▸ DIRECTIVE
Extract each line holding the word "errors" from the entries.
··· RECORDS SUPPLIED
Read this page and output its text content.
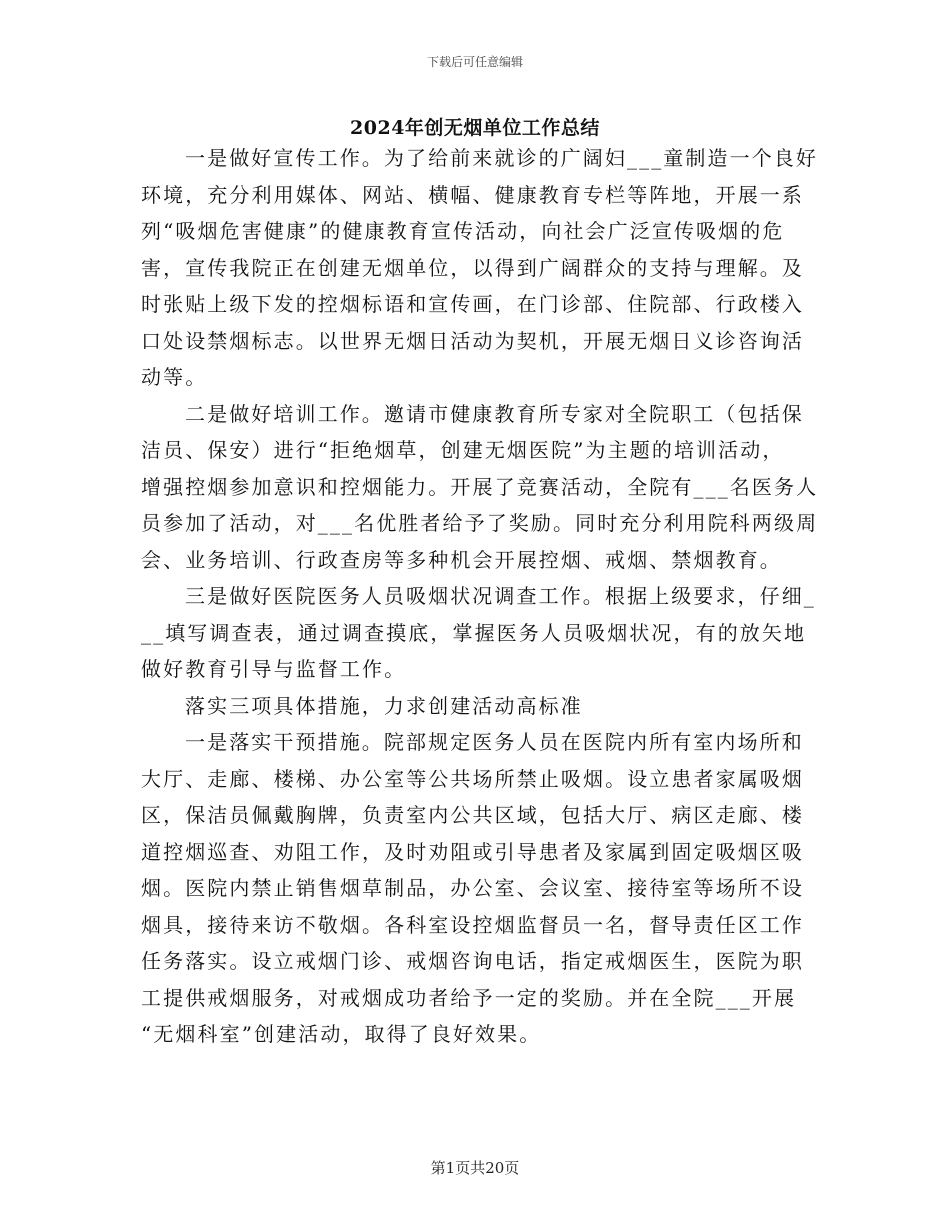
下载后可任意编辑
2024年创无烟单位工作总结
一是做好宣传工作。为了给前来就诊的广阔妇___童制造一个良好
环境，充分利用媒体、网站、横幅、健康教育专栏等阵地，开展一系
列“吸烟危害健康”的健康教育宣传活动，向社会广泛宣传吸烟的危
害，宣传我院正在创建无烟单位，以得到广阔群众的支持与理解。及
时张贴上级下发的控烟标语和宣传画，在门诊部、住院部、行政楼入
口处设禁烟标志。以世界无烟日活动为契机，开展无烟日义诊咨询活
动等。
二是做好培训工作。邀请市健康教育所专家对全院职工（包括保
洁员、保安）进行“拒绝烟草，创建无烟医院”为主题的培训活动，
增强控烟参加意识和控烟能力。开展了竞赛活动，全院有___名医务人
员参加了活动，对___名优胜者给予了奖励。同时充分利用院科两级周
会、业务培训、行政查房等多种机会开展控烟、戒烟、禁烟教育。
三是做好医院医务人员吸烟状况调查工作。根据上级要求，仔细_
__填写调查表，通过调查摸底，掌握医务人员吸烟状况，有的放矢地
做好教育引导与监督工作。
落实三项具体措施，力求创建活动高标准
一是落实干预措施。院部规定医务人员在医院内所有室内场所和
大厅、走廊、楼梯、办公室等公共场所禁止吸烟。设立患者家属吸烟
区，保洁员佩戴胸牌，负责室内公共区域，包括大厅、病区走廊、楼
道控烟巡查、劝阻工作，及时劝阻或引导患者及家属到固定吸烟区吸
烟。医院内禁止销售烟草制品，办公室、会议室、接待室等场所不设
烟具，接待来访不敬烟。各科室设控烟监督员一名，督导责任区工作
任务落实。设立戒烟门诊、戒烟咨询电话，指定戒烟医生，医院为职
工提供戒烟服务，对戒烟成功者给予一定的奖励。并在全院___开展
“无烟科室”创建活动，取得了良好效果。
第1页共20页
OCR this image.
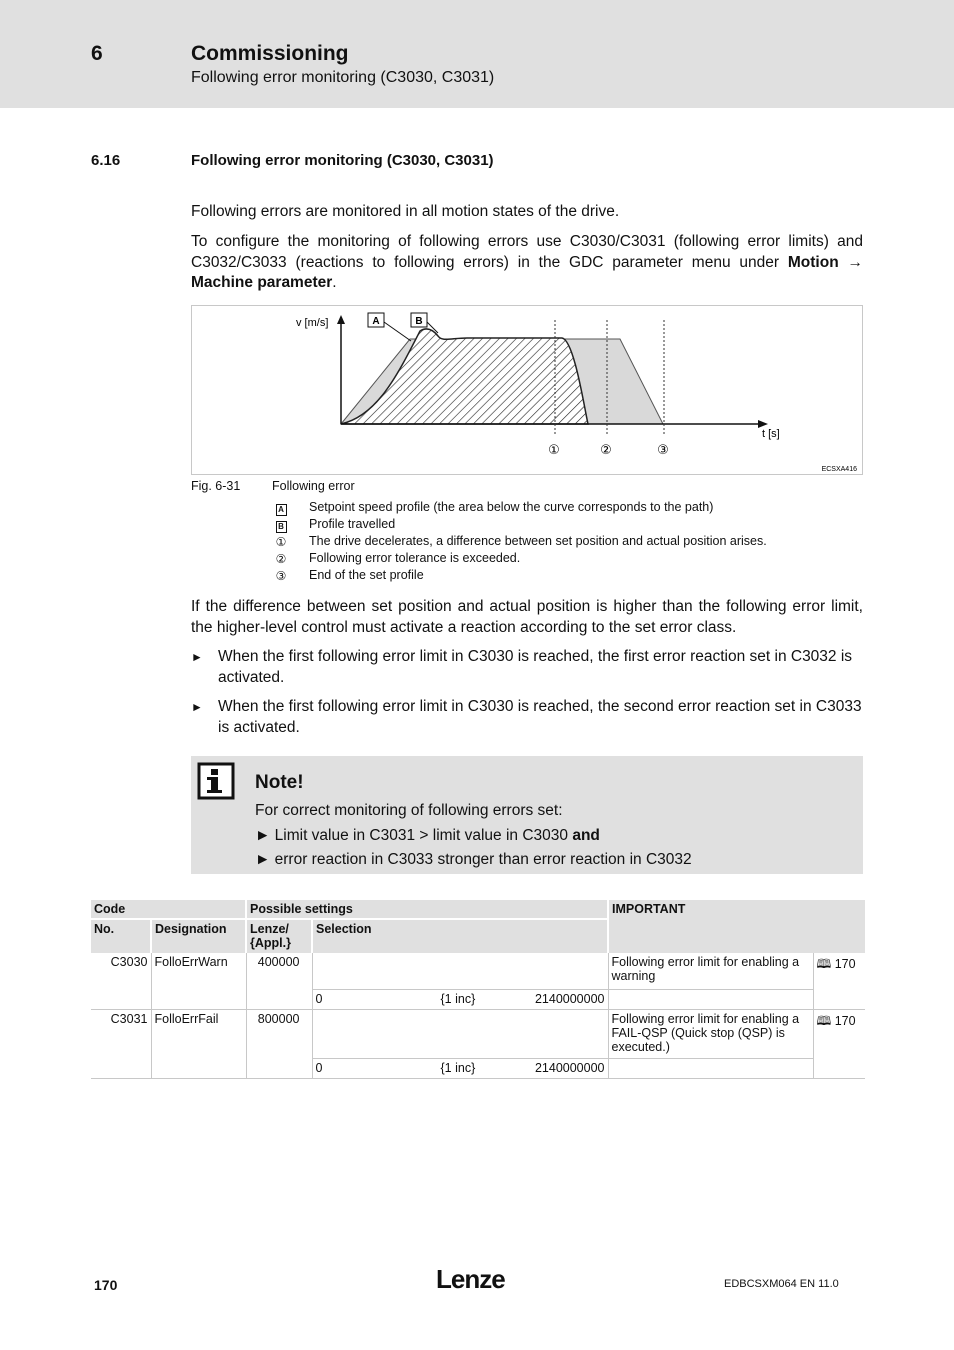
6	Commissioning
Following error monitoring (C3030, C3031)
6.16	Following error monitoring (C3030, C3031)
Following errors are monitored in all motion states of the drive.
To configure the monitoring of following errors use C3030/C3031 (following error limits) and C3032/C3033 (reactions to following errors) in the GDC parameter menu under Motion → Machine parameter.
A	B
v [m/s]
t [s]
①	②	③
ECSXA416
Fig. 6-31	Following error
A	Setpoint speed profile (the area below the curve corresponds to the path)
B	Profile travelled
① The drive decelerates, a difference between set position and actual position arises.
② Following error tolerance is exceeded.
③ End of the set profile
If the difference between set position and actual position is higher than the following error limit, the higher-level control must activate a reaction according to the set error class.
► When the first following error limit in C3030 is reached, the first error reaction set in C3032 is activated.
► When the first following error limit in C3030 is reached, the second error reaction set in C3033 is activated.
Note!
For correct monitoring of following errors set:
► Limit value in C3031 > limit value in C3030 and
► error reaction in C3033 stronger than error reaction in C3032
Code		Possible settings		IMPORTANT	
No.	Designation	Lenze/ {Appl.}	Selection		
C3030	FolloErrWarn	400000		Following error limit for enabling a warning	🕮 170

			0 {1 inc} 2140000000		

C3031	FolloErrFail	800000		Following error limit for enabling a FAIL-QSP (Quick stop (QSP) is executed.)	🕮 170

			0 {1 inc} 2140000000		

170	Lenze	EDBCSXM064 EN 11.0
······
▸ SOLUTION TO THE EXERCISE
Following errors are monitored in all motion states of the drive.
To configure the monitoring of following errors use C3030/C3031 (following error limits) and C3032/C3033 (reactions to following errors) in the GDC parameter menu under Motion → Machine parameter.
For correct monitoring of following errors set:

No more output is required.